▶ DOCUMENT TEXT
+-------+

I gave you two links already and as for the Maxwell arch whitepaper - I trust you can find it yourself.

icecold1983 · Mar 13, 2016

dr_rus said:
I gave you two links already and as for the Maxwell arch whitepaper - I trust you can find it yourself.

the only links you have given are oxide and nvidia saying async isnt enabled in their drivers. there is no confirmation that maxwell is capable of concurrent execution of 3d and compute.

http://international.download.nvidi...nal/pdfs/GeForce_GTX_980_Whitepaper_FINAL.PDF

is that the white paper you are referring to? if so where exactly does it prove that maxwell can do concurrent execution.

pahamrick · Mar 13, 2016

Does the benchmark give statistics at the end or does it suddenly close out?

GRaider81 · Mar 13, 2016

pahamrick said:
Does the benchmark give statistics at the end or does it suddenly close out?

Just closed out for me.

pahamrick · Mar 13, 2016

GRaider81 said:
Just closed out for me.

+-------+

▶ DATA
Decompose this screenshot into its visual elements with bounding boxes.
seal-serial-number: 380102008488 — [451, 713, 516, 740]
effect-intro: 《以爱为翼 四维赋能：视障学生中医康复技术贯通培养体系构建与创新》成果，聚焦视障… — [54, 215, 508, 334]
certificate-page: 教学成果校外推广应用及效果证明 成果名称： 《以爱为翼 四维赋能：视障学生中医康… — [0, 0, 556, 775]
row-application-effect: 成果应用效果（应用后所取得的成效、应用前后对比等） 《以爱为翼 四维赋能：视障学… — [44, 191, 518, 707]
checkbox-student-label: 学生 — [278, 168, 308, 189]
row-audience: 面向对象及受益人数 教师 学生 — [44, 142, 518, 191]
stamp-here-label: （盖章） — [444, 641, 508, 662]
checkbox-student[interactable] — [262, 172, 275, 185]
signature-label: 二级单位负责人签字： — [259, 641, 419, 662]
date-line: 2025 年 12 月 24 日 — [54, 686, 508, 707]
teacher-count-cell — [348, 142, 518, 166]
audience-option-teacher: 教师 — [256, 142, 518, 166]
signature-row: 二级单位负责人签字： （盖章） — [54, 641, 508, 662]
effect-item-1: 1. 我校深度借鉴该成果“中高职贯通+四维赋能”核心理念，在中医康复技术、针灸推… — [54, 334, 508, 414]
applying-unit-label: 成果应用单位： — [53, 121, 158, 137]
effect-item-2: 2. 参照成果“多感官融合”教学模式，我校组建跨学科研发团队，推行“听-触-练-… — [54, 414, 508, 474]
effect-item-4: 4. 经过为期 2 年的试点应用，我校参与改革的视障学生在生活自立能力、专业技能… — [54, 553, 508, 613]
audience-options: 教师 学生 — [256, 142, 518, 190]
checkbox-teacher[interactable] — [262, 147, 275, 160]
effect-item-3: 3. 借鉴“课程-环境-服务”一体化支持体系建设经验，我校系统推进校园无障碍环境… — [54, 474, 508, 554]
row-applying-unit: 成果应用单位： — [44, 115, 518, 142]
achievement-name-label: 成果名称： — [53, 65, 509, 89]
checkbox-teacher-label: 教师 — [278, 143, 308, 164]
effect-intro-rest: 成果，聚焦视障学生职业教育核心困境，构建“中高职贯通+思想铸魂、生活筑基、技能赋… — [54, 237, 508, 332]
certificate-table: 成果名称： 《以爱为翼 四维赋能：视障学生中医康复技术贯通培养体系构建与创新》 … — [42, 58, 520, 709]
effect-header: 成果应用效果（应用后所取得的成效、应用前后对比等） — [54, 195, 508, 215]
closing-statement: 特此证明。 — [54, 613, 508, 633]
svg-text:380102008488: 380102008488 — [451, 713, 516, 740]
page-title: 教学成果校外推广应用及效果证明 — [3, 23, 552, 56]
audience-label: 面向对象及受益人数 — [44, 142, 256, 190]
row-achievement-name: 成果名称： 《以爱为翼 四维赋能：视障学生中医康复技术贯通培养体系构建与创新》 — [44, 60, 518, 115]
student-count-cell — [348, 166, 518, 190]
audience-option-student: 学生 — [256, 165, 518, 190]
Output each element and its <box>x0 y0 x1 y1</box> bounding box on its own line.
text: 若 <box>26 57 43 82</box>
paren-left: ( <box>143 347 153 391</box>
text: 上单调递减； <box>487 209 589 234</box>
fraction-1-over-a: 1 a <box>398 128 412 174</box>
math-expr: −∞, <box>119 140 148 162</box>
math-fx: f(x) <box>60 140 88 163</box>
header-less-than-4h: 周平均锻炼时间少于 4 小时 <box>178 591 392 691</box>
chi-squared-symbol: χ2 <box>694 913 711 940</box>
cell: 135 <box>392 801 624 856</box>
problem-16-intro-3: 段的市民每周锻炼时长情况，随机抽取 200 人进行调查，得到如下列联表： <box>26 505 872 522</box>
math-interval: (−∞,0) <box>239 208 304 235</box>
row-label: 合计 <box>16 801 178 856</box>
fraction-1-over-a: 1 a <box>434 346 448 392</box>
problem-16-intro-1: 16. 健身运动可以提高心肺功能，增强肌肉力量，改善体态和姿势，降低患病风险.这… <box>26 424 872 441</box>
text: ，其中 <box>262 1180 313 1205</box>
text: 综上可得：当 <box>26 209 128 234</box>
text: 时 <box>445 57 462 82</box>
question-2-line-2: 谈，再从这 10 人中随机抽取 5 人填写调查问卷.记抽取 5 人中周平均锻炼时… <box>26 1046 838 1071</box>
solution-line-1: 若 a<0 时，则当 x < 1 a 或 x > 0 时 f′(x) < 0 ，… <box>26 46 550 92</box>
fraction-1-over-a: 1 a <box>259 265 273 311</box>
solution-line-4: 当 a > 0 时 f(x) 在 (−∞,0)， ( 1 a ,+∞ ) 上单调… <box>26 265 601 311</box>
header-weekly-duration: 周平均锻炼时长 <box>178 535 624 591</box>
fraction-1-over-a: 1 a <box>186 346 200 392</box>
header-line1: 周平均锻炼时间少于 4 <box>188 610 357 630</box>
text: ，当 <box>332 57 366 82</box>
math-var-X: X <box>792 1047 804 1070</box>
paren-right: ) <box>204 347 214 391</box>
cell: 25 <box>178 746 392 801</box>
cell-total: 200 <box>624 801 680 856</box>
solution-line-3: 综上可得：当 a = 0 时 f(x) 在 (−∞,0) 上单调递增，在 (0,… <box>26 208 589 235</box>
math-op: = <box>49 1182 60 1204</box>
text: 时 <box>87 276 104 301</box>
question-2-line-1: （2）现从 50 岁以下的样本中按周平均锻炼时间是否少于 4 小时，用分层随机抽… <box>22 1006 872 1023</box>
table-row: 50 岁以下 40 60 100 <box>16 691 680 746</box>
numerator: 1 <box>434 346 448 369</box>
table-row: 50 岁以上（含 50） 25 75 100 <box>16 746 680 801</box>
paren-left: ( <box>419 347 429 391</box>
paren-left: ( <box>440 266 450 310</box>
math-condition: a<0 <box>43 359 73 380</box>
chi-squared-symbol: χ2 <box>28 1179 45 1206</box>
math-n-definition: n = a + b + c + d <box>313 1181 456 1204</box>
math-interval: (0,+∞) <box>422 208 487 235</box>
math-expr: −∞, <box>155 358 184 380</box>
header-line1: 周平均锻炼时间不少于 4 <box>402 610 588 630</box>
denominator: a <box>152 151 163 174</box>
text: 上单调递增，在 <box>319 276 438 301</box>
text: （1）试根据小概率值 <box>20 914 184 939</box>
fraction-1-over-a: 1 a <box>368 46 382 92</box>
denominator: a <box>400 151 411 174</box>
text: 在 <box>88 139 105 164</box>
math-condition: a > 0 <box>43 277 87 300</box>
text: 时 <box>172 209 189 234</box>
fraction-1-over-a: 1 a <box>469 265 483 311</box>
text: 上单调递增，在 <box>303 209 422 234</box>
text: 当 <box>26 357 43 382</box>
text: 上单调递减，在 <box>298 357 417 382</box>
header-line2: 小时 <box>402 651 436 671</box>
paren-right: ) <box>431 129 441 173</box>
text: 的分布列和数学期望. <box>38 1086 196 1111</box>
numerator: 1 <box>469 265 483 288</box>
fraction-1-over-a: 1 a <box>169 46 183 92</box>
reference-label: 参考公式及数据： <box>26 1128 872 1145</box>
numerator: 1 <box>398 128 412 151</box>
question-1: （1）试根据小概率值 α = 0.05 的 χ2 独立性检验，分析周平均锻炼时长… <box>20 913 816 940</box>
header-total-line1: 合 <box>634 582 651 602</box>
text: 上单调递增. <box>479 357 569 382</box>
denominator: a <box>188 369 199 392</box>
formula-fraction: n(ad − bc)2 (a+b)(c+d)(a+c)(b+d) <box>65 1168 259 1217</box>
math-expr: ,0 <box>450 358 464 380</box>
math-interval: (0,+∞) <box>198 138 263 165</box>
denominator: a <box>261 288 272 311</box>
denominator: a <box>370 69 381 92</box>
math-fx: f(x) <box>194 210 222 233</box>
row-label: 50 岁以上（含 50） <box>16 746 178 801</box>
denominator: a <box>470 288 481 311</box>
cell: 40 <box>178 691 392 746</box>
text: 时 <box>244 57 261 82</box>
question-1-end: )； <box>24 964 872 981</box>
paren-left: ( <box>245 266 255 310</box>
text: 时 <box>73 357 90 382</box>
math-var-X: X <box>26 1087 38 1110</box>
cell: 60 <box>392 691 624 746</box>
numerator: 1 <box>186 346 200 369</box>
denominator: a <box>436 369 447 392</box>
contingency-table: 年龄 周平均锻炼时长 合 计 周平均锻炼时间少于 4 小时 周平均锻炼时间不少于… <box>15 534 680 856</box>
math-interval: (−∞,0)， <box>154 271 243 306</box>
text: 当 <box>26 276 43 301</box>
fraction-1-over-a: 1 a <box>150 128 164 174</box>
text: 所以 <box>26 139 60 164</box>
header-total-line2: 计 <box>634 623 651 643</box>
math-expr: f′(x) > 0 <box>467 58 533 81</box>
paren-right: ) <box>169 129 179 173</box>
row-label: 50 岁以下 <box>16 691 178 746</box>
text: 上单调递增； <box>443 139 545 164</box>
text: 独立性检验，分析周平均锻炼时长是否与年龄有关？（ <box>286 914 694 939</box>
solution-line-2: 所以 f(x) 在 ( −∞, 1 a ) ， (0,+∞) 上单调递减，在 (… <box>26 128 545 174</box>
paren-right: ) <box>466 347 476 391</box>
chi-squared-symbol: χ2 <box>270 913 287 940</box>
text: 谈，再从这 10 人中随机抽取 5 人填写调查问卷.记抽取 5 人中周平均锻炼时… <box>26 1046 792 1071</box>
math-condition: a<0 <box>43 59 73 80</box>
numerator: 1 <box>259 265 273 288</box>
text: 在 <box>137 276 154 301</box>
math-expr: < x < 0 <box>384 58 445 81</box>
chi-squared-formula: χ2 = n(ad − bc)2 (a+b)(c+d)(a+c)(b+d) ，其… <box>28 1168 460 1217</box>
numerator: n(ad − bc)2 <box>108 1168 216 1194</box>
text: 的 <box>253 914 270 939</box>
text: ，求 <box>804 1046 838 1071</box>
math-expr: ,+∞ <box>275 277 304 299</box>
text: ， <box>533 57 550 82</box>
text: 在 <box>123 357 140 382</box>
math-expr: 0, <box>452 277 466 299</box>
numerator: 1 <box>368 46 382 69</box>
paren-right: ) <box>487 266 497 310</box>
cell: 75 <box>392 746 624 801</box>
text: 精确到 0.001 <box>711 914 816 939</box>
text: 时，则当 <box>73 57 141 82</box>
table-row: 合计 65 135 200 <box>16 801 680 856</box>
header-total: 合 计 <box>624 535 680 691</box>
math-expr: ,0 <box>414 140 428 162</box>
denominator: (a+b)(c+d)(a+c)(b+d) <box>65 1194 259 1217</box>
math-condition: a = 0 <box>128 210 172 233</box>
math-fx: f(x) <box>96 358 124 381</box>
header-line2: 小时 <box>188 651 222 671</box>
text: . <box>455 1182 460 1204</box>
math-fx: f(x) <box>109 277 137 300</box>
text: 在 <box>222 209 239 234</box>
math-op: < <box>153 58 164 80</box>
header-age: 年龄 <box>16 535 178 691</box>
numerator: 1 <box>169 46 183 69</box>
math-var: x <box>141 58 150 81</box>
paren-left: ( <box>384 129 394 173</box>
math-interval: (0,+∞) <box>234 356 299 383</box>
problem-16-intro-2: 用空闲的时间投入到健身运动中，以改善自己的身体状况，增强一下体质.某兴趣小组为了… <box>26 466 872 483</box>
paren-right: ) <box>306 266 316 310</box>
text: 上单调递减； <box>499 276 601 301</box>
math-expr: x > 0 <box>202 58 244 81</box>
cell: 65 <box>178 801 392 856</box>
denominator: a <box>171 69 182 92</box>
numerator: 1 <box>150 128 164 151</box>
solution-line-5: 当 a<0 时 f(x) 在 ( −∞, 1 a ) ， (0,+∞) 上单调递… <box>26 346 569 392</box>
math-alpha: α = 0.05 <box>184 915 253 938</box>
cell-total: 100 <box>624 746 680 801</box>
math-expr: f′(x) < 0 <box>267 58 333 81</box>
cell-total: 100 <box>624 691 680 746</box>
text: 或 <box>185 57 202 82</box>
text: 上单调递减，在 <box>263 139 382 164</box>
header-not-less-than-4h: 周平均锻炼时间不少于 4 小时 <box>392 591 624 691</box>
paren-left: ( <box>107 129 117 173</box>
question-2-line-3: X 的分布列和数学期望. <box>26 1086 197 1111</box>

+-------+

▶ DIRECTIONS
a – In the forum thread, the whitepaper for which graphics card does icecold1983 link?
b – Write the next part of the forum thread, picking up after its last post.
The data is not needed for this work.

▶ OUTPUTS BY TASK
a – The GeForce GTX 980.

b –
Thanks. Was trying to figure out if it was the benchmark crashing or not, since the main game just continues to crash for me.

dgrdsv · Mar 13, 2016

icecold1983 said:
the only links you have given are oxide and nvidia saying async isnt enabled in their drivers. there is no confirmation that maxwell is capable of concurrent execution of 3d and compute.

http://international.download.nvidi...nal/pdfs/GeForce_GTX_980_Whitepaper_FINAL.PDF

is that the white paper you are referring to? if so where exactly does it prove that maxwell can do concurrent execution.

If something isn't enabled in the drivers then this something is supported by the h/w otherwise there would be no way of enabling or disabling it.

No, the wallpaper I'm referring to is the one which shows that Maxwell 2 can run 1 graphics and 31 compute queues in parallel. It was used by Ryan in Anandtech's first article on async compute for example.

icecold1983 · Mar 13, 2016

dr_rus said:
If something isn't enabled in the drivers then this something is supported by the h/w otherwise there would be no way of enabling or disabling it.

No, the wallpaper I'm referring to is the one which shows that Maxwell 2 can run 1 graphics and 31 compute queues in parallel. It was used by Ryan in Anandtech's first article on async compute for example.

ive already debunked that misleading chart with several links. dont know what else i can show to get it through to you.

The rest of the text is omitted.